------ Entries
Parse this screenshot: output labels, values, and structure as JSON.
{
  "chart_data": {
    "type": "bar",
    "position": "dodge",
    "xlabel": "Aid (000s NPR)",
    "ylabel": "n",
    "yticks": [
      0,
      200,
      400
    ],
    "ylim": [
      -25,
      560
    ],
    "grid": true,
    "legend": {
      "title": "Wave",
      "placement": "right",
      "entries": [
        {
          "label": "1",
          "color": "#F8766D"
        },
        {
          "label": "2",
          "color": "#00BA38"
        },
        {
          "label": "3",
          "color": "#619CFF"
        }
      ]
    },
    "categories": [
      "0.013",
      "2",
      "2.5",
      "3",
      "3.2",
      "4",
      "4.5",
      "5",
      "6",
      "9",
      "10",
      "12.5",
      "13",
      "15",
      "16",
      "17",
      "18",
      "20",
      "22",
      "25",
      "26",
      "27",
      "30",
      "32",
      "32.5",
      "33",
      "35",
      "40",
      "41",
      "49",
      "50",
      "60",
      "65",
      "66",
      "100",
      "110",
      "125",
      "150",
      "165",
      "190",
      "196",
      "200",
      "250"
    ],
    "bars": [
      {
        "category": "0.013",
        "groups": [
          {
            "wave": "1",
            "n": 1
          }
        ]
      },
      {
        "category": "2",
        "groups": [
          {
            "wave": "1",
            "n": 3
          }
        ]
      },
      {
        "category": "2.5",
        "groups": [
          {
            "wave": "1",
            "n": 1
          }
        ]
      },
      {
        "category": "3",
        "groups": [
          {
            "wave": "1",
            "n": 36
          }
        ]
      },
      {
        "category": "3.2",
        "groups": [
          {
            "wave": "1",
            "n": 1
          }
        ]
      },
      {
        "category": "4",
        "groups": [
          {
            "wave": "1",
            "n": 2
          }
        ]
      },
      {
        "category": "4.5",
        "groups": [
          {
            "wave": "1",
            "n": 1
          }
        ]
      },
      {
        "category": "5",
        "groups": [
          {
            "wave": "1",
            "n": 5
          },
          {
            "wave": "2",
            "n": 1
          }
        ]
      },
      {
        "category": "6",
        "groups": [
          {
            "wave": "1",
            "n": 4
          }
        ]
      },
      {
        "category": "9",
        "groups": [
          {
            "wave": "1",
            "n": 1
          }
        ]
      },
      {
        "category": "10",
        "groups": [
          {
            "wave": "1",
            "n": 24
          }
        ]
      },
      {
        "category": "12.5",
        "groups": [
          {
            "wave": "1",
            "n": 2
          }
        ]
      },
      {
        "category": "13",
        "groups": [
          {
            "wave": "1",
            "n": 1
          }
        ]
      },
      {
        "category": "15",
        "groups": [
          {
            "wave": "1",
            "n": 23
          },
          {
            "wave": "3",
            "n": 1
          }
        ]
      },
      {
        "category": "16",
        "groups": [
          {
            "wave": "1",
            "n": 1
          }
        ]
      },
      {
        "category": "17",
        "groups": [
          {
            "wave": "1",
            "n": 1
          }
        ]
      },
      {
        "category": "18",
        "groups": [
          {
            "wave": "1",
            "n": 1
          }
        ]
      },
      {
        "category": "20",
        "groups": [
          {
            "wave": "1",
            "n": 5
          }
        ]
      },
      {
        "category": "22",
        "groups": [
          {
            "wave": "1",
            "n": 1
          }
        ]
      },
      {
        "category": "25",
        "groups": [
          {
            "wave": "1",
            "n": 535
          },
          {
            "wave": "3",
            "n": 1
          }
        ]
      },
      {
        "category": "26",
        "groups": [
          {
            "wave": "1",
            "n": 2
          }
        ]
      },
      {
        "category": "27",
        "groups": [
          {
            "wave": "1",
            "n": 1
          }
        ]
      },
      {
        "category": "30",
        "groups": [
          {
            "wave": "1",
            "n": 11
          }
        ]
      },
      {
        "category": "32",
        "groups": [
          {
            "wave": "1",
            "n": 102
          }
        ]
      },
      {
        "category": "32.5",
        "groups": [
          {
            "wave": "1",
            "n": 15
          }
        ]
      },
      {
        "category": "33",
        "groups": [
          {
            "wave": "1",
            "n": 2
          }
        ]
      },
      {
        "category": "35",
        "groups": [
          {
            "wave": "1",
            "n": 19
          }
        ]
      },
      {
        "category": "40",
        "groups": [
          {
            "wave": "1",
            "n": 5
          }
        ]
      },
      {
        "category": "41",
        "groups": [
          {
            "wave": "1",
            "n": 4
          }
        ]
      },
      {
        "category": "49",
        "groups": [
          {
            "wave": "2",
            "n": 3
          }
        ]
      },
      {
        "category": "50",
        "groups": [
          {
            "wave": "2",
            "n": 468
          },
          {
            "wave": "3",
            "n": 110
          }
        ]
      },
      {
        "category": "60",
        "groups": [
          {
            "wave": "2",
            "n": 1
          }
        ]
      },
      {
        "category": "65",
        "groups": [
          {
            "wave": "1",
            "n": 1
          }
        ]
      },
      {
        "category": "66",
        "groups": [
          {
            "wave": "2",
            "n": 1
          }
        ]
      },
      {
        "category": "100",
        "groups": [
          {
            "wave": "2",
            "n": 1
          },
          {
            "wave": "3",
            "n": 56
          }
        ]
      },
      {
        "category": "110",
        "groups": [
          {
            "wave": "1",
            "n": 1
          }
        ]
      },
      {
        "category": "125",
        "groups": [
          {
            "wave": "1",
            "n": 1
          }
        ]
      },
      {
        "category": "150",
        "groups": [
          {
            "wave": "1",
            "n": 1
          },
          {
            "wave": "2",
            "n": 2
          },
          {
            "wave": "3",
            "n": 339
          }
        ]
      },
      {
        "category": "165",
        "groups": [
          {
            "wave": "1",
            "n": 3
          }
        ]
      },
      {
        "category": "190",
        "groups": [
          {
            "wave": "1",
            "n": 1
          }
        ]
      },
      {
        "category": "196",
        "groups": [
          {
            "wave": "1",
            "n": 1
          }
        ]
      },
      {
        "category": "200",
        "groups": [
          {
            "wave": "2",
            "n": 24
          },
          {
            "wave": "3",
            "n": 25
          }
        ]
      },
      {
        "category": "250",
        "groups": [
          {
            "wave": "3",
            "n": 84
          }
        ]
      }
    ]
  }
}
------------
> **Aim**: Quote each line of the data above exactly as written.

> **Solution for this problem**:
Parse this screenshot: output labels, values, and structure as JSON.
{
  "chart_data": {
    "type": "bar",
    "position": "dodge",
    "xlabel": "Aid (000s NPR)",
    "ylabel": "n",
    "yticks": [
      0,
      200,
      400
    ],
    "ylim": [
      -25,
      560
    ],
    "grid": true,
    "legend": {
      "title": "Wave",
      "placement": "right",
      "entries": [
        {
          "label": "1",
          "color": "#F8766D"
        },
        {
          "label": "2",
          "color": "#00BA38"
        },
        {
          "label": "3",
          "color": "#619CFF"
        }
      ]
    },
    "categories": [
      "0.013",
      "2",
      "2.5",
      "3",
      "3.2",
      "4",
      "4.5",
      "5",
      "6",
      "9",
      "10",
      "12.5",
      "13",
      "15",
      "16",
      "17",
      "18",
      "20",
      "22",
      "25",
      "26",
      "27",
      "30",
      "32",
      "32.5",
      "33",
      "35",
      "40",
      "41",
      "49",
      "50",
      "60",
      "65",
      "66",
      "100",
      "110",
      "125",
      "150",
      "165",
      "190",
      "196",
      "200",
      "250"
    ],
    "bars": [
      {
        "category": "0.013",
        "groups": [
          {
            "wave": "1",
            "n": 1
          }
        ]
      },
      {
        "category": "2",
        "groups": [
          {
            "wave": "1",
            "n": 3
          }
        ]
      },
      {
        "category": "2.5",
        "groups": [
          {
            "wave": "1",
            "n": 1
          }
        ]
      },
      {
        "category": "3",
        "groups": [
          {
            "wave": "1",
            "n": 36
          }
        ]
      },
      {
        "category": "3.2",
        "groups": [
          {
            "wave": "1",
            "n": 1
          }
        ]
      },
      {
        "category": "4",
        "groups": [
          {
            "wave": "1",
            "n": 2
          }
        ]
      },
      {
        "category": "4.5",
        "groups": [
          {
            "wave": "1",
            "n": 1
          }
        ]
      },
      {
        "category": "5",
        "groups": [
          {
            "wave": "1",
            "n": 5
          },
          {
            "wave": "2",
            "n": 1
          }
        ]
      },
      {
        "category": "6",
        "groups": [
          {
            "wave": "1",
            "n": 4
          }
        ]
      },
      {
        "category": "9",
        "groups": [
          {
            "wave": "1",
            "n": 1
          }
        ]
      },
      {
        "category": "10",
        "groups": [
          {
            "wave": "1",
            "n": 24
          }
        ]
      },
      {
        "category": "12.5",
        "groups": [
          {
            "wave": "1",
            "n": 2
          }
        ]
      },
      {
        "category": "13",
        "groups": [
          {
            "wave": "1",
            "n": 1
          }
        ]
      },
      {
        "category": "15",
        "groups": [
          {
            "wave": "1",
            "n": 23
          },
          {
            "wave": "3",
            "n": 1
          }
        ]
      },
      {
        "category": "16",
        "groups": [
          {
            "wave": "1",
            "n": 1
          }
        ]
      },
      {
        "category": "17",
        "groups": [
          {
            "wave": "1",
            "n": 1
          }
        ]
      },
      {
        "category": "18",
        "groups": [
          {
            "wave": "1",
            "n": 1
          }
        ]
      },
      {
        "category": "20",
        "groups": [
          {
            "wave": "1",
            "n": 5
          }
        ]
      },
      {
        "category": "22",
        "groups": [
          {
            "wave": "1",
            "n": 1
          }
        ]
      },
      {
        "category": "25",
        "groups": [
          {
            "wave": "1",
            "n": 535
          },
          {
            "wave": "3",
            "n": 1
          }
        ]
      },
      {
        "category": "26",
        "groups": [
          {
            "wave": "1",
            "n": 2
          }
        ]
      },
      {
        "category": "27",
        "groups": [
          {
            "wave": "1",
            "n": 1
          }
        ]
      },
      {
        "category": "30",
        "groups": [
          {
            "wave": "1",
            "n": 11
          }
        ]
      },
      {
        "category": "32",
        "groups": [
          {
            "wave": "1",
            "n": 102
          }
        ]
      },
      {
        "category": "32.5",
        "groups": [
          {
            "wave": "1",
            "n": 15
          }
        ]
      },
      {
        "category": "33",
        "groups": [
          {
            "wave": "1",
            "n": 2
          }
        ]
      },
      {
        "category": "35",
        "groups": [
          {
            "wave": "1",
            "n": 19
          }
        ]
      },
      {
        "category": "40",
        "groups": [
          {
            "wave": "1",
            "n": 5
          }
        ]
      },
      {
        "category": "41",
        "groups": [
          {
            "wave": "1",
            "n": 4
          }
        ]
      },
      {
        "category": "49",
        "groups": [
          {
            "wave": "2",
            "n": 3
          }
        ]
      },
      {
        "category": "50",
        "groups": [
          {
            "wave": "2",
            "n": 468
          },
          {
            "wave": "3",
            "n": 110
          }
        ]
      },
      {
        "category": "60",
        "groups": [
          {
            "wave": "2",
            "n": 1
          }
        ]
      },
      {
        "category": "65",
        "groups": [
          {
            "wave": "1",
            "n": 1
          }
        ]
      },
      {
        "category": "66",
        "groups": [
          {
            "wave": "2",
            "n": 1
          }
        ]
      },
      {
        "category": "100",
        "groups": [
          {
            "wave": "2",
            "n": 1
          },
          {
            "wave": "3",
            "n": 56
          }
        ]
      },
      {
        "category": "110",
        "groups": [
          {
            "wave": "1",
            "n": 1
          }
        ]
      },
      {
        "category": "125",
        "groups": [
          {
            "wave": "1",
            "n": 1
          }
        ]
      },
      {
        "category": "150",
        "groups": [
          {
            "wave": "1",
            "n": 1
          },
          {
            "wave": "2",
            "n": 2
          },
          {
            "wave": "3",
            "n": 339
          }
        ]
      },
      {
        "category": "165",
        "groups": [
          {
            "wave": "1",
            "n": 3
          }
        ]
      },
      {
        "category": "190",
        "groups": [
          {
            "wave": "1",
            "n": 1
          }
        ]
      },
      {
        "category": "196",
        "groups": [
          {
            "wave": "1",
            "n": 1
          }
        ]
      },
      {
        "category": "200",
        "groups": [
          {
            "wave": "2",
            "n": 24
          },
          {
            "wave": "3",
            "n": 25
          }
        ]
      },
      {
        "category": "250",
        "groups": [
          {
            "wave": "3",
            "n": 84
          }
        ]
      }
    ]
  }
}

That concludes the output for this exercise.